Images must not appear in your copy; reproduce every other part of the records exactly.

Stored data entries:
++++
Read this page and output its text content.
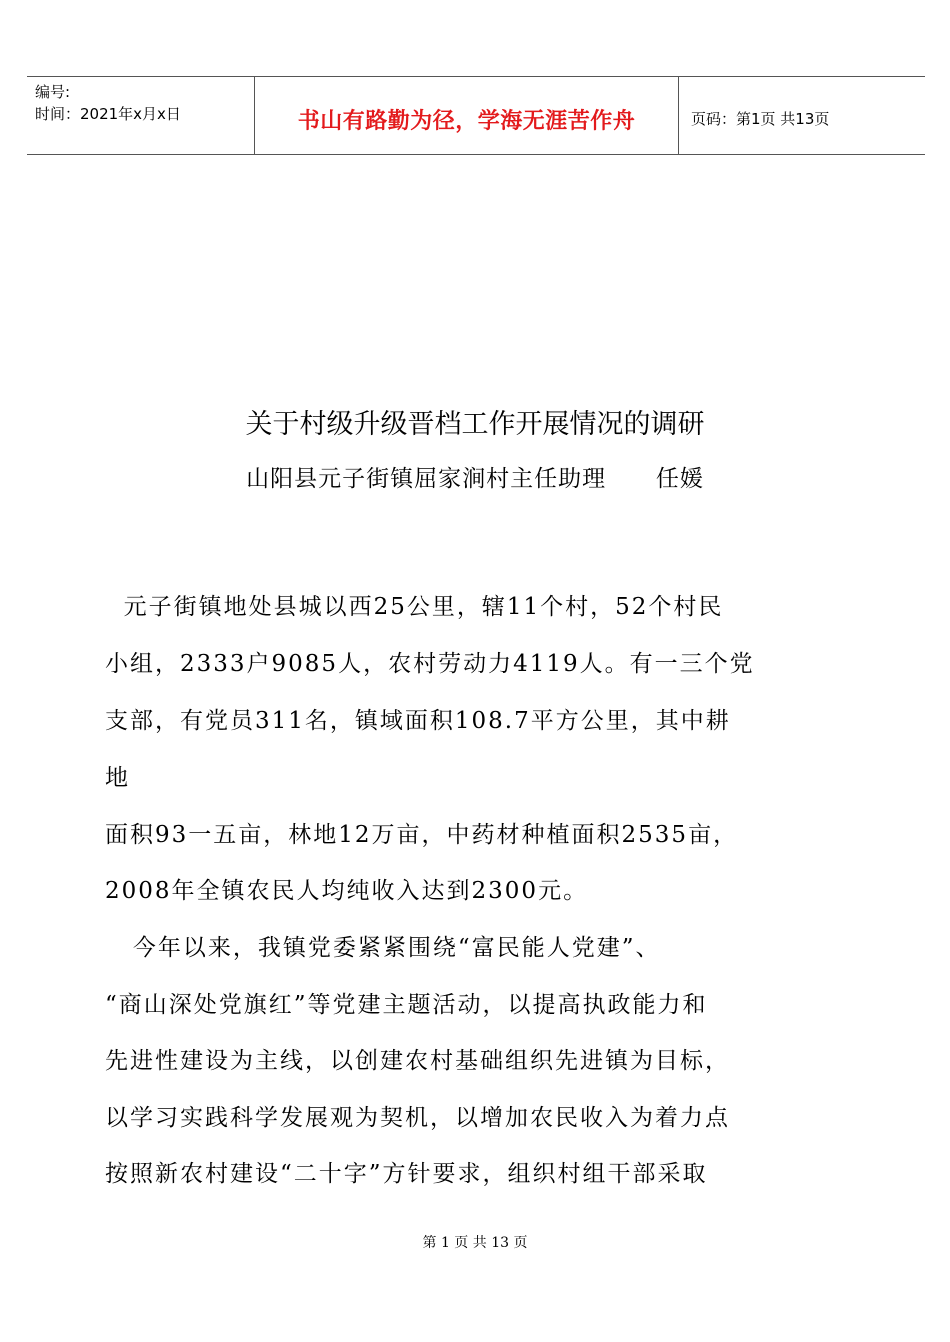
编号:
时间：2021年x月x日	书山有路勤为径，学海无涯苦作舟	页码：第1页 共13页
关于村级升级晋档工作开展情况的调研
山阳县元子街镇屈家涧村主任助理      任媛
元子街镇地处县城以西25公里，辖11个村，52个村民
小组，2333户9085人，农村劳动力4119人。有一三个党
支部，有党员311名，镇域面积108.7平方公里，其中耕
地
面积93一五亩，林地12万亩，中药材种植面积2535亩，
2008年全镇农民人均纯收入达到2300元。
今年以来，我镇党委紧紧围绕“富民能人党建”、
“商山深处党旗红”等党建主题活动，以提高执政能力和
先进性建设为主线，以创建农村基础组织先进镇为目标，
以学习实践科学发展观为契机，以增加农民收入为着力点
按照新农村建设“二十字”方针要求，组织村组干部采取
第 1 页 共 13 页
++++
**RESULT OF THIS TASK:**
Read this page and output its text content.
编号:
时间：2021年x月x日	书山有路勤为径，学海无涯苦作舟	页码：第1页 共13页
关于村级升级晋档工作开展情况的调研
山阳县元子街镇屈家涧村主任助理      任媛
元子街镇地处县城以西25公里，辖11个村，52个村民
小组，2333户9085人，农村劳动力4119人。有一三个党
支部，有党员311名，镇域面积108.7平方公里，其中耕
地
面积93一五亩，林地12万亩，中药材种植面积2535亩，
2008年全镇农民人均纯收入达到2300元。
今年以来，我镇党委紧紧围绕“富民能人党建”、
“商山深处党旗红”等党建主题活动，以提高执政能力和
先进性建设为主线，以创建农村基础组织先进镇为目标，
以学习实践科学发展观为契机，以增加农民收入为着力点
按照新农村建设“二十字”方针要求，组织村组干部采取
第 1 页 共 13 页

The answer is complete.